***** THE DATA *****
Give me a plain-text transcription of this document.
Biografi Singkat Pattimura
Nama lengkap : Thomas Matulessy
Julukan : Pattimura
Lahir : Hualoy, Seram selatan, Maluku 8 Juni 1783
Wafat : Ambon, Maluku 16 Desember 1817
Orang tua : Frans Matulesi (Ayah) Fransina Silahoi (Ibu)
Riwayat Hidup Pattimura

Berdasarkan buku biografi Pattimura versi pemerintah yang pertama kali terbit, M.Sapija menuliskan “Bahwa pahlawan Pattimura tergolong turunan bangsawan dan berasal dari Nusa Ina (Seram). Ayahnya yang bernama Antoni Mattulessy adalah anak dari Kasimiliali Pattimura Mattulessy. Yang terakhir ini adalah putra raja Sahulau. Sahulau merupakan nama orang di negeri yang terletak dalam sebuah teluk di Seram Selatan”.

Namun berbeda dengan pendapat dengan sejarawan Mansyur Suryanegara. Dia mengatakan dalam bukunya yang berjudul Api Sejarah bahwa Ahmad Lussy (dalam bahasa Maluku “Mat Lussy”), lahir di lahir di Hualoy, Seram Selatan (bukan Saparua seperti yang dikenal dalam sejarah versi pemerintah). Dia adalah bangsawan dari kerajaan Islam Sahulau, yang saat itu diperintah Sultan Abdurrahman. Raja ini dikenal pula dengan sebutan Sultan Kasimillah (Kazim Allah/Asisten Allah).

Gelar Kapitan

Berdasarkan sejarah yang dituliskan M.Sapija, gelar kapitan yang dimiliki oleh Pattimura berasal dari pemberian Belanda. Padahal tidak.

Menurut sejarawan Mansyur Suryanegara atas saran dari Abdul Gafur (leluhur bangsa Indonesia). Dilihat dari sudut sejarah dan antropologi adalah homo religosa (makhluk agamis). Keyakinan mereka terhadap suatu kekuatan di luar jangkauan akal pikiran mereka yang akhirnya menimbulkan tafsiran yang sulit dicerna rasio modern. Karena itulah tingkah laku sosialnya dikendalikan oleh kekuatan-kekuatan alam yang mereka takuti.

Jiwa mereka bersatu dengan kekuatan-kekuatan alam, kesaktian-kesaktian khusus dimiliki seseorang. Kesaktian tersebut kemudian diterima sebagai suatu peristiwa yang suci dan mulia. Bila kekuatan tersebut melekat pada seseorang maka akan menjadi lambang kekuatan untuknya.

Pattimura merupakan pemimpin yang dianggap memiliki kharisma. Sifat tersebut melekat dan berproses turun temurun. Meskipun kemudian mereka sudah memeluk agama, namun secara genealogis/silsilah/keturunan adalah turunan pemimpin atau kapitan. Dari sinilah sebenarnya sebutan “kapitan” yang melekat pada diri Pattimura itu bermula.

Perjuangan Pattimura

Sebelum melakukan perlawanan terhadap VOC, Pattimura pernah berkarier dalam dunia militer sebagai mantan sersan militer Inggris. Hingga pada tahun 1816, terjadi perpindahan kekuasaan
*****
#### TASK DETAILS:
Repeat the records above exactly, from the first line to the last.

#### CORRECT RESULT:
Give me a plain-text transcription of this document.
Biografi Singkat Pattimura
Nama lengkap : Thomas Matulessy
Julukan : Pattimura
Lahir : Hualoy, Seram selatan, Maluku 8 Juni 1783
Wafat : Ambon, Maluku 16 Desember 1817
Orang tua : Frans Matulesi (Ayah) Fransina Silahoi (Ibu)
Riwayat Hidup Pattimura

Berdasarkan buku biografi Pattimura versi pemerintah yang pertama kali terbit, M.Sapija menuliskan “Bahwa pahlawan Pattimura tergolong turunan bangsawan dan berasal dari Nusa Ina (Seram). Ayahnya yang bernama Antoni Mattulessy adalah anak dari Kasimiliali Pattimura Mattulessy. Yang terakhir ini adalah putra raja Sahulau. Sahulau merupakan nama orang di negeri yang terletak dalam sebuah teluk di Seram Selatan”.

Namun berbeda dengan pendapat dengan sejarawan Mansyur Suryanegara. Dia mengatakan dalam bukunya yang berjudul Api Sejarah bahwa Ahmad Lussy (dalam bahasa Maluku “Mat Lussy”), lahir di lahir di Hualoy, Seram Selatan (bukan Saparua seperti yang dikenal dalam sejarah versi pemerintah). Dia adalah bangsawan dari kerajaan Islam Sahulau, yang saat itu diperintah Sultan Abdurrahman. Raja ini dikenal pula dengan sebutan Sultan Kasimillah (Kazim Allah/Asisten Allah).

Gelar Kapitan

Berdasarkan sejarah yang dituliskan M.Sapija, gelar kapitan yang dimiliki oleh Pattimura berasal dari pemberian Belanda. Padahal tidak.

Menurut sejarawan Mansyur Suryanegara atas saran dari Abdul Gafur (leluhur bangsa Indonesia). Dilihat dari sudut sejarah dan antropologi adalah homo religosa (makhluk agamis). Keyakinan mereka terhadap suatu kekuatan di luar jangkauan akal pikiran mereka yang akhirnya menimbulkan tafsiran yang sulit dicerna rasio modern. Karena itulah tingkah laku sosialnya dikendalikan oleh kekuatan-kekuatan alam yang mereka takuti.

Jiwa mereka bersatu dengan kekuatan-kekuatan alam, kesaktian-kesaktian khusus dimiliki seseorang. Kesaktian tersebut kemudian diterima sebagai suatu peristiwa yang suci dan mulia. Bila kekuatan tersebut melekat pada seseorang maka akan menjadi lambang kekuatan untuknya.

Pattimura merupakan pemimpin yang dianggap memiliki kharisma. Sifat tersebut melekat dan berproses turun temurun. Meskipun kemudian mereka sudah memeluk agama, namun secara genealogis/silsilah/keturunan adalah turunan pemimpin atau kapitan. Dari sinilah sebenarnya sebutan “kapitan” yang melekat pada diri Pattimura itu bermula.

Perjuangan Pattimura

Sebelum melakukan perlawanan terhadap VOC, Pattimura pernah berkarier dalam dunia militer sebagai mantan sersan militer Inggris. Hingga pada tahun 1816, terjadi perpindahan kekuasaan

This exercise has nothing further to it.